**WHAT TO WORK ON:** Print the items below word for word, starting at the line that contains "For every button, label, input, icon, or" and ending after the line that contains "X-axis label: Windchill", and print nothing else.

**DATA TO PROCESS:**
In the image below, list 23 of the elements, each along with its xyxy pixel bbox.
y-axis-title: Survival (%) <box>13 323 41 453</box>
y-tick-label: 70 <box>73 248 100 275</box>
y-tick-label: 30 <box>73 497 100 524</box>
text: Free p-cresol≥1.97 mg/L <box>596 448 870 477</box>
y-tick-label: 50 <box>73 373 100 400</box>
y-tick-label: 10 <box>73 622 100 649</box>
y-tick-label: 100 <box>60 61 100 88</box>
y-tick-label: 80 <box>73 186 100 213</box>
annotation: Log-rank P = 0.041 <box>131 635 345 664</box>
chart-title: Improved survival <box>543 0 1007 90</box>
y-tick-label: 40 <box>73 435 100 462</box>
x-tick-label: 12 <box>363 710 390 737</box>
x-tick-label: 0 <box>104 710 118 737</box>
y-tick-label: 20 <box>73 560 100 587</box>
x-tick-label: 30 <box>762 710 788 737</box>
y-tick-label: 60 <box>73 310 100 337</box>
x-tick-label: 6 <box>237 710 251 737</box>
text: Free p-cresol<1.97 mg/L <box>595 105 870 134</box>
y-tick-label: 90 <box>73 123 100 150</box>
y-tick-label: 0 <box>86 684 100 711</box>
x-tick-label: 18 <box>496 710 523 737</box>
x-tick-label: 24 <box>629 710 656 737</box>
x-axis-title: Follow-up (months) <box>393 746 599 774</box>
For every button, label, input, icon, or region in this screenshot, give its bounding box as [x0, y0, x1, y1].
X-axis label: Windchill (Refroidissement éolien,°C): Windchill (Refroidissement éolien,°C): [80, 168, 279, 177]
--
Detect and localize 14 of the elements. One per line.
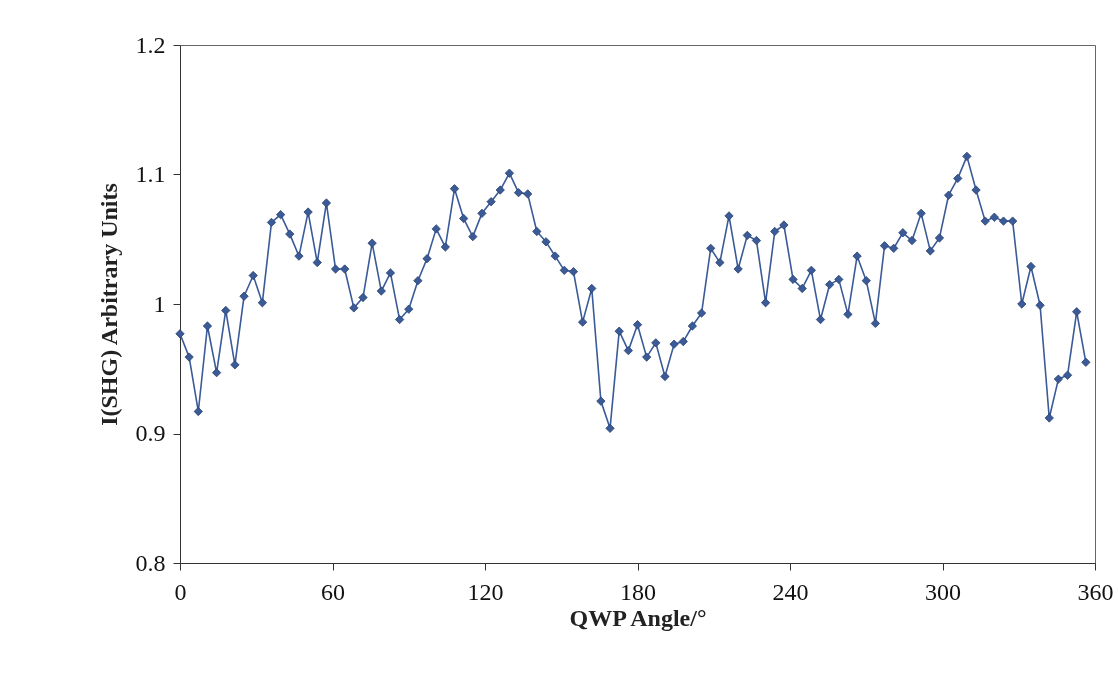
* * *
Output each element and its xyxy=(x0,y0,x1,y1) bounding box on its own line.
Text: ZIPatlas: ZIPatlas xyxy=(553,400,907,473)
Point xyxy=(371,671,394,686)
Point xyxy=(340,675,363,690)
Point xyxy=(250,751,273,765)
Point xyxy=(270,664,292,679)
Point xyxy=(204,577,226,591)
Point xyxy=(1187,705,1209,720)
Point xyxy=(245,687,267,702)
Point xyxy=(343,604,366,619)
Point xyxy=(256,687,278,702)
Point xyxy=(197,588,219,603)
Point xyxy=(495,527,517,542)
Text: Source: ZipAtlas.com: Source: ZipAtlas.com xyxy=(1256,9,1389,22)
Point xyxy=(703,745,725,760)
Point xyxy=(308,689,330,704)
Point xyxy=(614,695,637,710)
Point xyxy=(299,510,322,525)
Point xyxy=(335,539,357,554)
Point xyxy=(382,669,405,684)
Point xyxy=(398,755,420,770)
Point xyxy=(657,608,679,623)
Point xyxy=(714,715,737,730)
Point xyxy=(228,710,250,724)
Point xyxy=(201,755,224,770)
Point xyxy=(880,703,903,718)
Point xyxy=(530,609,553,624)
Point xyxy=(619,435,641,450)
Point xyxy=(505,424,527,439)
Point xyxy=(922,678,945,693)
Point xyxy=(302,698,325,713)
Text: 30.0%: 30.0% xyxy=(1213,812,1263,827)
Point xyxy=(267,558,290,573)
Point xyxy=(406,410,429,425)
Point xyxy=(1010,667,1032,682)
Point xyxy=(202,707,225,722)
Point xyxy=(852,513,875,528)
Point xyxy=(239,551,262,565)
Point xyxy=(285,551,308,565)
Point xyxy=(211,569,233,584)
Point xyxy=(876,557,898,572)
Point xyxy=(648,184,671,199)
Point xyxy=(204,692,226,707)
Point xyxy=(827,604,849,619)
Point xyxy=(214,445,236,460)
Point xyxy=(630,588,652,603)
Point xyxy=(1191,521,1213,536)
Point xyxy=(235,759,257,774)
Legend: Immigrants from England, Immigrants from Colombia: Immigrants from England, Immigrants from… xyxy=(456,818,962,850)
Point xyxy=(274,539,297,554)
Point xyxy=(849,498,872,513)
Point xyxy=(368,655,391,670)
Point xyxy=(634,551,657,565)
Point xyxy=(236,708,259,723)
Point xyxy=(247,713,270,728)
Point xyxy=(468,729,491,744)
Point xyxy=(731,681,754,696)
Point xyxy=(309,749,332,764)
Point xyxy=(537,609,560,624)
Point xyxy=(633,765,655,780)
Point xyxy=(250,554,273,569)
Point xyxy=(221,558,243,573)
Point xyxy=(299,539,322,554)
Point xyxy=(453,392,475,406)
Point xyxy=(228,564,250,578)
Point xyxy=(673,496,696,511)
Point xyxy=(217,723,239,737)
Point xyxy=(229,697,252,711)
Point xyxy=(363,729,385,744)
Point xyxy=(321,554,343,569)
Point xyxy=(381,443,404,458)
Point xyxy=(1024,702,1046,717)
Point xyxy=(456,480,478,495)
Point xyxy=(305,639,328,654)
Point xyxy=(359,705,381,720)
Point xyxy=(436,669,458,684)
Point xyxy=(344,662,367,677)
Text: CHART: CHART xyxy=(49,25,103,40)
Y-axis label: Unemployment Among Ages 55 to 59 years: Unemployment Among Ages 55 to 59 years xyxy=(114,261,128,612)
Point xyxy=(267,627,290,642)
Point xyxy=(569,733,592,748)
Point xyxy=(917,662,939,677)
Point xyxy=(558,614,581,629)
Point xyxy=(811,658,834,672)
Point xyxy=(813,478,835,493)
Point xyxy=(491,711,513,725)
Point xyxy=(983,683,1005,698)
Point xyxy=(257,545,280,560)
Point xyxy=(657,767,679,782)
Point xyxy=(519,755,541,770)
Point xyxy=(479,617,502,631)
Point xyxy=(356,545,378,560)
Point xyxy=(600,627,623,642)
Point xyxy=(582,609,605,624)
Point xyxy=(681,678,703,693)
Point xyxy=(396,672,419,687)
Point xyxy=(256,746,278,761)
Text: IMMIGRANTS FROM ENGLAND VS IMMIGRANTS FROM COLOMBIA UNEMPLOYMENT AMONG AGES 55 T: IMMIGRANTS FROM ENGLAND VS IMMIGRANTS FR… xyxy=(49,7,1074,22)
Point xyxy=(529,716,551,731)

**SOLUTION BELOW:**
For every button, label, input, icon, or region in this screenshot, give its bounding box as [x0, y0, x1, y1].
X-axis label: Windchill (Refroidissement éolien,°C): Windchill (Refroidissement éolien,°C): [80, 168, 279, 177]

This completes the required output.